→ **Exercise brief**:
Give the data below again exactly as it stands. Omit the pictures.

————

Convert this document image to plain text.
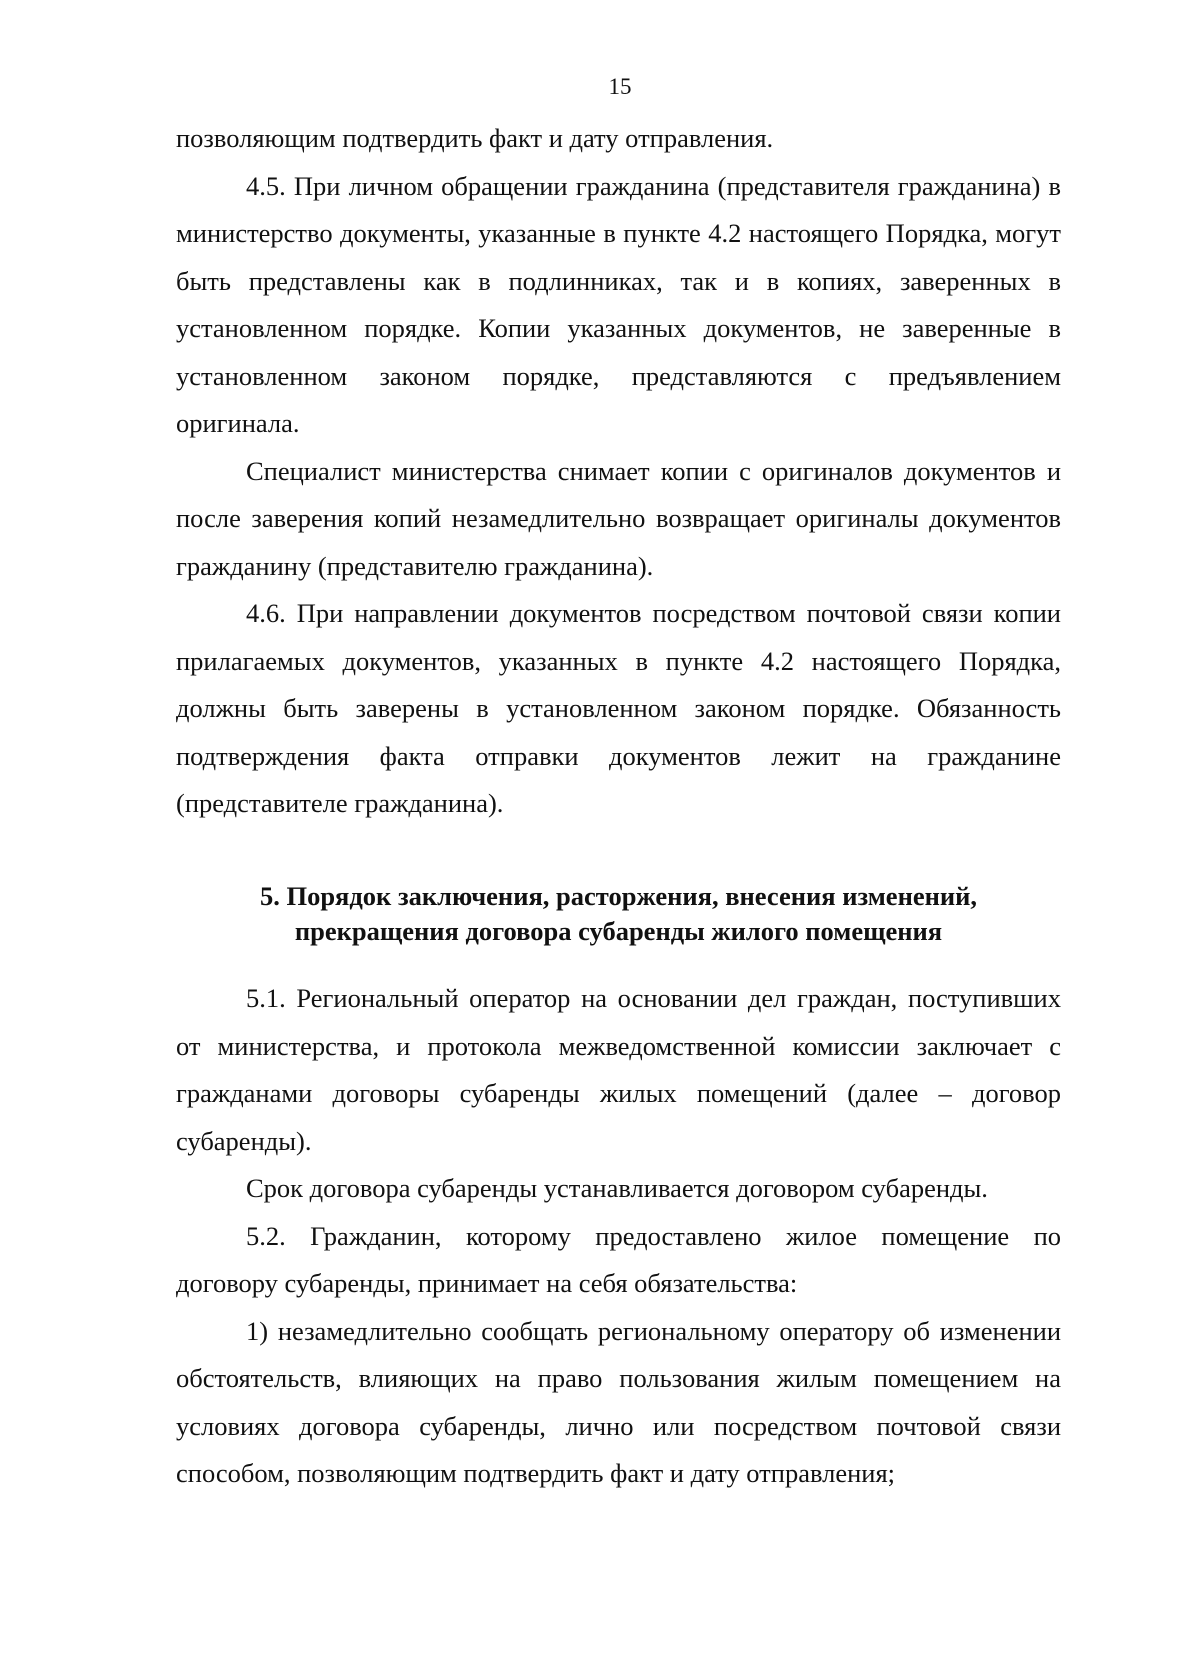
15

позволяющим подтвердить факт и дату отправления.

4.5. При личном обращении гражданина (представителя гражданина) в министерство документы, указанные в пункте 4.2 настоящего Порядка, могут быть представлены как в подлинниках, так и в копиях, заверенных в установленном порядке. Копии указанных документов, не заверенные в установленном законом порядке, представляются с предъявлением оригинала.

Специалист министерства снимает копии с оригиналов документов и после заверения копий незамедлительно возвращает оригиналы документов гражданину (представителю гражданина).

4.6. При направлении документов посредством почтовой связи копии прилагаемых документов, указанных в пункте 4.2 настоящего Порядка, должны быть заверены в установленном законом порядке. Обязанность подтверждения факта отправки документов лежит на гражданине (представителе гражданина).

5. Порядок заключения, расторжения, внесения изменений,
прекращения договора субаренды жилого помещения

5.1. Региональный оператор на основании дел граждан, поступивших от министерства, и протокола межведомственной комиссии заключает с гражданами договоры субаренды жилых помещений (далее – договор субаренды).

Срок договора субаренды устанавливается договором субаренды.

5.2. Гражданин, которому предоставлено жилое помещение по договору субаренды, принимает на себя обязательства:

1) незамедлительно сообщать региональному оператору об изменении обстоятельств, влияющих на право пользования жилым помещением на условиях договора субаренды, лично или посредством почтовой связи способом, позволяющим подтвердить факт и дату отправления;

————

→ **Solved problem**:
Convert this document image to plain text.
15

позволяющим подтвердить факт и дату отправления.

4.5. При личном обращении гражданина (представителя гражданина) в министерство документы, указанные в пункте 4.2 настоящего Порядка, могут быть представлены как в подлинниках, так и в копиях, заверенных в установленном порядке. Копии указанных документов, не заверенные в установленном законом порядке, представляются с предъявлением оригинала.

Специалист министерства снимает копии с оригиналов документов и после заверения копий незамедлительно возвращает оригиналы документов гражданину (представителю гражданина).

4.6. При направлении документов посредством почтовой связи копии прилагаемых документов, указанных в пункте 4.2 настоящего Порядка, должны быть заверены в установленном законом порядке. Обязанность подтверждения факта отправки документов лежит на гражданине (представителе гражданина).

5. Порядок заключения, расторжения, внесения изменений,
прекращения договора субаренды жилого помещения

5.1. Региональный оператор на основании дел граждан, поступивших от министерства, и протокола межведомственной комиссии заключает с гражданами договоры субаренды жилых помещений (далее – договор субаренды).

Срок договора субаренды устанавливается договором субаренды.

5.2. Гражданин, которому предоставлено жилое помещение по договору субаренды, принимает на себя обязательства:

1) незамедлительно сообщать региональному оператору об изменении обстоятельств, влияющих на право пользования жилым помещением на условиях договора субаренды, лично или посредством почтовой связи способом, позволяющим подтвердить факт и дату отправления;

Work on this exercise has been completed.